Passage shown:
——

Poker Coverage: Poker Legislation Poker Tournaments U.S. Poker Markets

Dicey Situation With A Marginal Draw

by Jonathan Little |  Published: Jan 31, 2018

Print-icon
 

I was recently told about a poker hand that illustrates a significant error many amateurs make with their drawing hands that costs them a huge amount of money in the long run.

In a $5-$10 no-limit hold’em cash game, our Hero raised to $35 out of his $1,500 effective stack from second position with 8Spade Suit 7Spade Suit.

Some players opt to fold suited connectors from early position, but I think that is generally a mistake when playing deep stacked unless your opponents play at a world class level. By adding a few suited connectors to your early position raising range, you give yourself better board coverage, meaning there are more boards where you can conceivably have the nuts. For example, if you only raise 8-8+, A-K, and A-Q from early position, it is quite difficult for you to have a nut hand on most middle and low card boards, but if you have a few decent suited connectors in your range, it becomes a bit more likely, making it tougher for your opponents to push you around by blindly applying pressure.

A player in second position called and then an unknown player in third position reraised to $130. Everyone folded around to Hero, who called.

This is a dicey spot, but given the pot is somewhat likely to be seen by all three players, I am fine with calling. Hero has a hand that has large implied odds, meaning he will usually either lose a small pot or win a gigantic pot. As long as he doesn’t put in too much money with a marginal one-pair hand, things will usually work out well enough. That said, folding is also perfectly acceptable, given Hero has essentially the bottom of his range, he is out of position, and he is not getting great implied odds.

The player in second position folded. The flop came 6Heart Suit 5Spade Suit 2Diamond Suit, giving Hero an open-ended straight draw and backdoor flush draw. Hero checked, his opponent bet $140 into the $310 pot and Hero called.

While leading may have some merit, I typically check my entire range to the preflop reraiser because he should have a range advantage on essentially all flops. Once he bets, I think Hero has an easy check-raise to $500 (with the intention of calling if the opponent pushes all-in due to the excellent pot odds). Hero can also check-raise using this bet sizing with his sets. Notice Hero should have relatively few draws in this spot (due to his presumably strong early position preflop raising range), meaning his check-raising range should be mostly premium hands (assuming he calls reraises with small pairs). When your range should be mostly premium hands, you want to work hard to ensure you also have draws in it.

The problem with calling the opponent’s flop bet is that if the turn fails to complete Hero’s draw, he will often have to fold to another bet, or run a risky check-raise bluff. When the turn checks through, Hero should usually attempt a bluff, but there is no guarantee it will succeed, especially if the opponent will check behind with overpairs. By check-raising, Hero avoids tough turn and river situations.

The turn was the 5Heart Suit. Hero checked.

——

Required tasks:
1 – In the poker hand article, how much did the unknown player in third position reraise to before the flop?
2 – Continue the poker hand article from the point where the text stops.

Dataset excerpts:

——

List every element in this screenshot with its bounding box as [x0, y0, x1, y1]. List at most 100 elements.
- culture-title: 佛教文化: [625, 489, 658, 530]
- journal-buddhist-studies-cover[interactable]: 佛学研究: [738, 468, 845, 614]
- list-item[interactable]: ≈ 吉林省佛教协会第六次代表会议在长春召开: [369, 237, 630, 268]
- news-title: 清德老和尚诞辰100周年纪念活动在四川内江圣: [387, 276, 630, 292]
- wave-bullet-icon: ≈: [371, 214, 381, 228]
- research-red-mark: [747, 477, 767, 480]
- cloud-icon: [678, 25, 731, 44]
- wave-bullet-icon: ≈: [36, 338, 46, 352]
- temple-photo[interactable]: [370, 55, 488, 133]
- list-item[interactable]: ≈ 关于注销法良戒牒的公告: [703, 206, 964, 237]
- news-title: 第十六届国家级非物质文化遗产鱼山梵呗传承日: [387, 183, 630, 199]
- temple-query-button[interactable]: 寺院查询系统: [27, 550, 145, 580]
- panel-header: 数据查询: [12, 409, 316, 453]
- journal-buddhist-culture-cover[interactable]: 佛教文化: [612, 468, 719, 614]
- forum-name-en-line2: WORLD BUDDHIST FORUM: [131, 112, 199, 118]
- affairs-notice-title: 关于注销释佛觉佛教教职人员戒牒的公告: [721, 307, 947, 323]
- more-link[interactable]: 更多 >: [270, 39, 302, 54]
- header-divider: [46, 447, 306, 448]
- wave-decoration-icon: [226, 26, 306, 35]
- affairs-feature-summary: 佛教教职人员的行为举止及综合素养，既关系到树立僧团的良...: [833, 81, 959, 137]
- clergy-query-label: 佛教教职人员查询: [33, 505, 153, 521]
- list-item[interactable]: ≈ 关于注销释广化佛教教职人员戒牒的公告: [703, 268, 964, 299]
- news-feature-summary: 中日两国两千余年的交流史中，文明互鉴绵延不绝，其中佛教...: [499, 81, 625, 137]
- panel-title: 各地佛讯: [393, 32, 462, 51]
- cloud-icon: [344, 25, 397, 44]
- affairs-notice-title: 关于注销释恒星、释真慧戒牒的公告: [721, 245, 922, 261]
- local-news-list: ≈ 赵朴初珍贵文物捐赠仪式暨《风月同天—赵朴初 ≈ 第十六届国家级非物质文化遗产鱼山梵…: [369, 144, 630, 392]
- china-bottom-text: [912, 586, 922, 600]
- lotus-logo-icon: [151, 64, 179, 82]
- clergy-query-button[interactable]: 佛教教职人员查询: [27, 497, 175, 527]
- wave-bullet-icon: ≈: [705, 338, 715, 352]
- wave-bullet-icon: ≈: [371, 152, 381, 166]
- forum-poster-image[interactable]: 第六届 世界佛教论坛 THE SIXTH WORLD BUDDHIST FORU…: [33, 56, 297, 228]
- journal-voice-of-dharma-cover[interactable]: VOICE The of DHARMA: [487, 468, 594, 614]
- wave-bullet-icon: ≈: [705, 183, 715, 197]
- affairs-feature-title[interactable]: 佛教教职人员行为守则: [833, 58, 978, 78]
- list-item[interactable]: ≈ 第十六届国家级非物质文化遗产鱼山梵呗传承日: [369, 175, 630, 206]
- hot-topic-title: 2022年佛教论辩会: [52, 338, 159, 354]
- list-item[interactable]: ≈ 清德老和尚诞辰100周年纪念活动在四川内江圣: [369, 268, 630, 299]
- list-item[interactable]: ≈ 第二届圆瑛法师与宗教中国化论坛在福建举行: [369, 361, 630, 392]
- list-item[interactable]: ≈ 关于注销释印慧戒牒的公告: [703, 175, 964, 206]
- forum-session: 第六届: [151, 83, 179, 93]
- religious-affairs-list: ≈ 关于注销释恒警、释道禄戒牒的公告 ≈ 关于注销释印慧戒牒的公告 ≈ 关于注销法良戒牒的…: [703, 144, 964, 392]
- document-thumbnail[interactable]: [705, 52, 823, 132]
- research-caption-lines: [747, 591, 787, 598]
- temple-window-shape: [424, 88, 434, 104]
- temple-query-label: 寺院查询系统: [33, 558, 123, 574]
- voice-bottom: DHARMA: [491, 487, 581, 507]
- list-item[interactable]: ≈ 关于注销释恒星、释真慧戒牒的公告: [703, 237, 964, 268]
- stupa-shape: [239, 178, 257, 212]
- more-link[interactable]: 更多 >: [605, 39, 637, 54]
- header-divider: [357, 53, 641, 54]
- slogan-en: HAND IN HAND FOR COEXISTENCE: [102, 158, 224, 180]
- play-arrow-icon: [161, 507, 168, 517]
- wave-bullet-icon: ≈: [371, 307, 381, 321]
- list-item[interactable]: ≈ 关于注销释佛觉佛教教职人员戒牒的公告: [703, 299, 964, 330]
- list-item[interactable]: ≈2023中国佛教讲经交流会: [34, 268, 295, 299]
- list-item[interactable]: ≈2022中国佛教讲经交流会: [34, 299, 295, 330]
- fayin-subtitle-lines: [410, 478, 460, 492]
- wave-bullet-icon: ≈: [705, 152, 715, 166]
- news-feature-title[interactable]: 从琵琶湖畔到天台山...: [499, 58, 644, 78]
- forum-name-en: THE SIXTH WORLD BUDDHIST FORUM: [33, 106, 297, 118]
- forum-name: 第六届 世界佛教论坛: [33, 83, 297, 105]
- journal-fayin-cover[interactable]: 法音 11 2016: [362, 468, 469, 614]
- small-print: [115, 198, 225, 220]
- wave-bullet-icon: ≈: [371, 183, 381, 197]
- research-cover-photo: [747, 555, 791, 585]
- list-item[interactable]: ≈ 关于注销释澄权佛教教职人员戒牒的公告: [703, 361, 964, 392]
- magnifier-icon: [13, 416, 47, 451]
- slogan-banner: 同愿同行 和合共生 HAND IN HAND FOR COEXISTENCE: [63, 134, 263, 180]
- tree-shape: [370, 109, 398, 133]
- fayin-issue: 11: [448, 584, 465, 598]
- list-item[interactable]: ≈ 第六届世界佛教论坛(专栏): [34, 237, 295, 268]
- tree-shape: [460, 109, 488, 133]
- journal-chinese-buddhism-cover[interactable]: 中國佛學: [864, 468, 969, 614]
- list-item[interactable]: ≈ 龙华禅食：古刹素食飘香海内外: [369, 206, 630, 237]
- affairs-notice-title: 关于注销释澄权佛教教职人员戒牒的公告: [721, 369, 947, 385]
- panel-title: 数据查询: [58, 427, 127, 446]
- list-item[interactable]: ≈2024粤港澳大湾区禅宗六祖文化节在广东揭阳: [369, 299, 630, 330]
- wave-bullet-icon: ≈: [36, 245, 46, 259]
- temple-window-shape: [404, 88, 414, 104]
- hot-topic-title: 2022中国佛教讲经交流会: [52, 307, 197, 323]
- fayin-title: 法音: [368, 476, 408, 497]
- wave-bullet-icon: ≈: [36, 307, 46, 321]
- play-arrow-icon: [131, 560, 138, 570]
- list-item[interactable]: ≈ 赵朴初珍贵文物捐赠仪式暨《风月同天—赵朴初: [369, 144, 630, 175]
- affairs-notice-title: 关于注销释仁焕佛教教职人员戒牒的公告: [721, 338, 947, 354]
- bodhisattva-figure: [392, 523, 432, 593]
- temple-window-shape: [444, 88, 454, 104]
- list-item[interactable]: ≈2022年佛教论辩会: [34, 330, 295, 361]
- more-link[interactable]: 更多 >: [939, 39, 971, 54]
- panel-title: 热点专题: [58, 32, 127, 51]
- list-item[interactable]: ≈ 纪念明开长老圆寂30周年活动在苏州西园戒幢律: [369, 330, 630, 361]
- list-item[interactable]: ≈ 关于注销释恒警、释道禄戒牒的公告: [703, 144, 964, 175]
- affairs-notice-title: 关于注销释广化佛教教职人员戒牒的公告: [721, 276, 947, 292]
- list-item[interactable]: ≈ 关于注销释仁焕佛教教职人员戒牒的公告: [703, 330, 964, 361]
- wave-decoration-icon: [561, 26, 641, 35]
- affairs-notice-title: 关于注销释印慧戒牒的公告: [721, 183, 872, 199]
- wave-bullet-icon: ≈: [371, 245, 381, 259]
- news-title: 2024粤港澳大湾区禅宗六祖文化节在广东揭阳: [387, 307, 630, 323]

——

Exercise results:
1 – $130

2 –
I actually don’t mind a small turn lead in this spot, given the opponent has essentially no trips in his range whereas Hero could have a few (A-5 suited, 6-5 suited, and 5-4 suited). If the opponent raises, he will be investing money poorly when Hero has the effective nuts, meaning he should often call with his overpairs and fold most other hands. By betting small, Hero saves money compared to when he checks and his opponent makes a sizable bet. Also, Hero can conceivably bluff the river because he would certainly bet with all his effective nut hands.

The opponent bet $250 into the $590 pot and Hero called.

At this point, Hero is in a tough spot. He is getting slightly worse than break-even odds to call, which makes that an unattractive option. If he raises to essentially any amount, he will be priced in to call an all-in, which also doesn’t seem ideal. As much as I hate it, I think Hero should raise all-in, mainly because that will make the opponent fold many hands that are ahead, but will fold to aggression, such as weak overpairs and unpaired overcards. By calling, Hero can only win when he improves or runs an optimistic river lead when a heart or perhaps a four or a three comes, and even then, the opponent may make the call with his overpairs.

The river was the 3Heart Suit. Hero pushed all-in for $980 into the $1,090 pot.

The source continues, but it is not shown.